## EXERCISE PROMPT
Below are some records. Pull every line that contains the word "screenshot".

## RECORDS TO PROCESS
####
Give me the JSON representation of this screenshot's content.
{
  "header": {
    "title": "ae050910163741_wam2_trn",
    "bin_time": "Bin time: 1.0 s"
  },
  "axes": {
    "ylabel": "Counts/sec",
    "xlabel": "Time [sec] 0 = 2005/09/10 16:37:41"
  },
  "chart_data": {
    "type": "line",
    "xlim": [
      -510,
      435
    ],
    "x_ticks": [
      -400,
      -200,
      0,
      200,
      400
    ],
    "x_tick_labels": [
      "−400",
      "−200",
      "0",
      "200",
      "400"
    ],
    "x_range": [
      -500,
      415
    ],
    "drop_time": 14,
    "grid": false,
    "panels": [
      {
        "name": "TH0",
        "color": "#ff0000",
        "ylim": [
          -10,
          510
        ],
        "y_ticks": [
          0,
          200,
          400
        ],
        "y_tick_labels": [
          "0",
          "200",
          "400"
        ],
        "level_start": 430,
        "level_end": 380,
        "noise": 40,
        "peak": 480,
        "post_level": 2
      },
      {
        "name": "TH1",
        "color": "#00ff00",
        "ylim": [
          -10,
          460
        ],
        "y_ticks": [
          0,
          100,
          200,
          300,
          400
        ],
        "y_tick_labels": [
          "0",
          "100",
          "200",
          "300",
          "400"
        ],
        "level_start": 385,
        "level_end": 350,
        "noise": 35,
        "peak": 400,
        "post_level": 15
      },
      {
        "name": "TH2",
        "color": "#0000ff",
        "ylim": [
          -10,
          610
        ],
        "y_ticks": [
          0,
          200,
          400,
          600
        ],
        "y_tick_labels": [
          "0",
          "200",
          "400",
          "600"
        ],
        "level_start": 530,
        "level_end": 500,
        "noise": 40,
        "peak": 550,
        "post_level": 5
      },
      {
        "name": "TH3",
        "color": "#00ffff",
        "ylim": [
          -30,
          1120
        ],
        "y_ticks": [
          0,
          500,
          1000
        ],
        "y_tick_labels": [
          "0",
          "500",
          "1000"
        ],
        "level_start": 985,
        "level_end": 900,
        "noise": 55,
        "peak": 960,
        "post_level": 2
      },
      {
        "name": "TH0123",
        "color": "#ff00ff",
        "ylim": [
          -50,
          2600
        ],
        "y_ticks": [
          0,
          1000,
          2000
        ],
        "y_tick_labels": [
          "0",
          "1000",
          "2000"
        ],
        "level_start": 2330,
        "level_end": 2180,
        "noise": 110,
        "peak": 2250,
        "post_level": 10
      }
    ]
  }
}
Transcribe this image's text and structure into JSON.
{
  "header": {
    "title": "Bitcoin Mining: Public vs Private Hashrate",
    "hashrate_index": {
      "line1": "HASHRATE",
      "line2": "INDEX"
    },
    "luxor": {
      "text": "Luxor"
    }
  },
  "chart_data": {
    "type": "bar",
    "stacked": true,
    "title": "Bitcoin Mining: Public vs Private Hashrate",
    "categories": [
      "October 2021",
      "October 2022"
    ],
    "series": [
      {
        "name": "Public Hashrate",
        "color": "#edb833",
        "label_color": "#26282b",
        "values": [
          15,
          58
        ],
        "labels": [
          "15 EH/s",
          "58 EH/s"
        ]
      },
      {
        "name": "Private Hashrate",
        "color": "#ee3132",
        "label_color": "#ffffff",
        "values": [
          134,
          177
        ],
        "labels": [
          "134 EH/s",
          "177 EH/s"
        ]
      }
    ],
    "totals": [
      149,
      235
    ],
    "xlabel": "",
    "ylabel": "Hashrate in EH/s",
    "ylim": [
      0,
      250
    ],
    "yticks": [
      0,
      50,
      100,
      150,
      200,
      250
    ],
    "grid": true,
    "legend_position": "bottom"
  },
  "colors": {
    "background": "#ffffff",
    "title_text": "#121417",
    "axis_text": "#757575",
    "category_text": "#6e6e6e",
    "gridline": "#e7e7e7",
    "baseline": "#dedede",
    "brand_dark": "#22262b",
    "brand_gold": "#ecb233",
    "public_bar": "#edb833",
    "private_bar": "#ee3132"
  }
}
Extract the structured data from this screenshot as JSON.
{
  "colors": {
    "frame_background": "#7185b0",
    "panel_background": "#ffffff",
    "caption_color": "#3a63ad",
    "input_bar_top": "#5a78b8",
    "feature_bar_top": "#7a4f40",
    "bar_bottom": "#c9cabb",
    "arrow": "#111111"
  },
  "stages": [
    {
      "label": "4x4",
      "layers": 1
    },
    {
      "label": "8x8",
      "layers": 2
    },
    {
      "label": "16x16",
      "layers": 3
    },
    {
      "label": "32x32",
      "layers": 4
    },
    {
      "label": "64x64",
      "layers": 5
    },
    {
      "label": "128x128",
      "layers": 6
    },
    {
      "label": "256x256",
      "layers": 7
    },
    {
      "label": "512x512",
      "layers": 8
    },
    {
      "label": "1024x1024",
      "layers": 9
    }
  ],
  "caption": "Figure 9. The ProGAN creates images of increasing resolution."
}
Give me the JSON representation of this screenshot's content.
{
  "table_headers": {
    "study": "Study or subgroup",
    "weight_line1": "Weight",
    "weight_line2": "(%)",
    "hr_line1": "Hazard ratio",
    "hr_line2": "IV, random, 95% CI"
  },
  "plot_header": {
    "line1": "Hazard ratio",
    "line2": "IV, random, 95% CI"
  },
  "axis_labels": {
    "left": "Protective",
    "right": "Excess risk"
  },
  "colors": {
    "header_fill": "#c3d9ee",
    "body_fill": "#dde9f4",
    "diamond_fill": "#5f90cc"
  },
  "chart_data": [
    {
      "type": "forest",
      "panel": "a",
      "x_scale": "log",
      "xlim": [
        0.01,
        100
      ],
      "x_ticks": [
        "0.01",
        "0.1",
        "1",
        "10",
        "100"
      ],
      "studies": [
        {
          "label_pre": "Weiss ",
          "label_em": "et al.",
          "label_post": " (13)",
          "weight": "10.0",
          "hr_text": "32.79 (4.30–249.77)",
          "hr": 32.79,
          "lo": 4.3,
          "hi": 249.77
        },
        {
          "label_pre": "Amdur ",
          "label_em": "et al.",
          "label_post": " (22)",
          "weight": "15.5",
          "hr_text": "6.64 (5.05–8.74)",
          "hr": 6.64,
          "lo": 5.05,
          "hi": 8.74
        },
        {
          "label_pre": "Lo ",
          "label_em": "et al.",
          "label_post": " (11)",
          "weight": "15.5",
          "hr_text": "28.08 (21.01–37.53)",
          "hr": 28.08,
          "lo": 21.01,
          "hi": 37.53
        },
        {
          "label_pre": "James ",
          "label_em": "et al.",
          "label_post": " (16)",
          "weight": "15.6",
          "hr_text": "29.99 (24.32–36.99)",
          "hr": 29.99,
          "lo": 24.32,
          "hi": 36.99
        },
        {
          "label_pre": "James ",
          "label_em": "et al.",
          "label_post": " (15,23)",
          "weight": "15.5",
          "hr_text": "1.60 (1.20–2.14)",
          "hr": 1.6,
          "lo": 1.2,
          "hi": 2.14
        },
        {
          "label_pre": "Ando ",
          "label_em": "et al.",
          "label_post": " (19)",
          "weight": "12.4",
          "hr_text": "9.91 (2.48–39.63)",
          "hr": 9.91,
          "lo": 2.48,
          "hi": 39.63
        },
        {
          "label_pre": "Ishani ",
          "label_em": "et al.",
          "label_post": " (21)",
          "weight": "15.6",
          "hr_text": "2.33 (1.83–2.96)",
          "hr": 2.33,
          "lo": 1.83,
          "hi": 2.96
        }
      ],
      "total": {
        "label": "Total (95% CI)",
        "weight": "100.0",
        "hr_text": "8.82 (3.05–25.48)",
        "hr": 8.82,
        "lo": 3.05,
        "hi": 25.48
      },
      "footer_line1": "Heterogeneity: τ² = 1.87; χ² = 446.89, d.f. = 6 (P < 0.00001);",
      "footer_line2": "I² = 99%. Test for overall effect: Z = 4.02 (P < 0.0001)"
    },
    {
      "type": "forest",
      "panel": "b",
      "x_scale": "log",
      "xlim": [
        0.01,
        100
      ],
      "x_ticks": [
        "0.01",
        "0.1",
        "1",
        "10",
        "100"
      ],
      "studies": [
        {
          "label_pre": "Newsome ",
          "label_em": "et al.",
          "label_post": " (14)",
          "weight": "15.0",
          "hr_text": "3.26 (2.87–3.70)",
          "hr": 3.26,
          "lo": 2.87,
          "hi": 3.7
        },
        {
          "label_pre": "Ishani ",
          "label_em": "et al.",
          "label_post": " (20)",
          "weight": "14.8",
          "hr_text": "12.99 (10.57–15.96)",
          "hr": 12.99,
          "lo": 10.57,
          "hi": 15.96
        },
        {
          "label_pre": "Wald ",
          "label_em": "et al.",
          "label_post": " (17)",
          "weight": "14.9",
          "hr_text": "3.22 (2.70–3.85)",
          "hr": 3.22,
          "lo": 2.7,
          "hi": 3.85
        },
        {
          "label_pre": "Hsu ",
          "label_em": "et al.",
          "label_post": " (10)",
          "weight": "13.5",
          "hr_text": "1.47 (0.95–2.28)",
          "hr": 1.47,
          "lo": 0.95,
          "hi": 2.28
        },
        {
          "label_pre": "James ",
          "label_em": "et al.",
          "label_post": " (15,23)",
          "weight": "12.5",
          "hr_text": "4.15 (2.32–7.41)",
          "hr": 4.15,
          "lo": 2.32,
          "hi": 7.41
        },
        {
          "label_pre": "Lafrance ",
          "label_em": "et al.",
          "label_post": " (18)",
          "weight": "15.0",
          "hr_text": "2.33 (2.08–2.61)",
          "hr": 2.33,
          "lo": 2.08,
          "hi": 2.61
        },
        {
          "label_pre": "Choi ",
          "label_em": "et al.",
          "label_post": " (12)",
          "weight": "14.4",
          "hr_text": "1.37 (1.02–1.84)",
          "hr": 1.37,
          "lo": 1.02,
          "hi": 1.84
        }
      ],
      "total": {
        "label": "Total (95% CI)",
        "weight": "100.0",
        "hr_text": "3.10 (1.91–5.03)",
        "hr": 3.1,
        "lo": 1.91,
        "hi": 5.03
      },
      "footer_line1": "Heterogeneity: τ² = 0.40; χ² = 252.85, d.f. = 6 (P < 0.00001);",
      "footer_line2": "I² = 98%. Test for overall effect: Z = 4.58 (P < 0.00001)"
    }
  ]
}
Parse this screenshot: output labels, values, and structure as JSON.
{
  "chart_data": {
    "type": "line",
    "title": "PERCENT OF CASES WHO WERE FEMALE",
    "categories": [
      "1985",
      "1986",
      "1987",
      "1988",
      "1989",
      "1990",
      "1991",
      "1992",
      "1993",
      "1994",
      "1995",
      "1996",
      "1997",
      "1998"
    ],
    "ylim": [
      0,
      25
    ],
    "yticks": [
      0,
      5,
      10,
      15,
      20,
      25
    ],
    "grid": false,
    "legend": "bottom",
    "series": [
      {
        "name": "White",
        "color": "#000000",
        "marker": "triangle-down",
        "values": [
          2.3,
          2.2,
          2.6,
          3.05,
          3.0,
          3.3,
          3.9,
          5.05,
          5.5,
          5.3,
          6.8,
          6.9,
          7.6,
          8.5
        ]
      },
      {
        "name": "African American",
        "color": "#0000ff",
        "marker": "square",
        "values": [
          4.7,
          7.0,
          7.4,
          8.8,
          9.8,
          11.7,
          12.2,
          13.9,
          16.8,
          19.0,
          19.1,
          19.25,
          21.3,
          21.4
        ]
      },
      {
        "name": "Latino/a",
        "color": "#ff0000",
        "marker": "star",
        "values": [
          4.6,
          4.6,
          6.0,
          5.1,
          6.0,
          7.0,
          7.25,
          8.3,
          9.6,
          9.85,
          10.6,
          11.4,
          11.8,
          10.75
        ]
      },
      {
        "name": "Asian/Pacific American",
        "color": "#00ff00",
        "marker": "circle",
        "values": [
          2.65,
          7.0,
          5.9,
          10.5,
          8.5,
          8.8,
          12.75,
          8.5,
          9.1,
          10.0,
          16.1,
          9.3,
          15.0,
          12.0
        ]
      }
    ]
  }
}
####
## IN RESPONSE
Give me the JSON representation of this screenshot's content.
Extract the structured data from this screenshot as JSON.
Give me the JSON representation of this screenshot's content.
Parse this screenshot: output labels, values, and structure as JSON.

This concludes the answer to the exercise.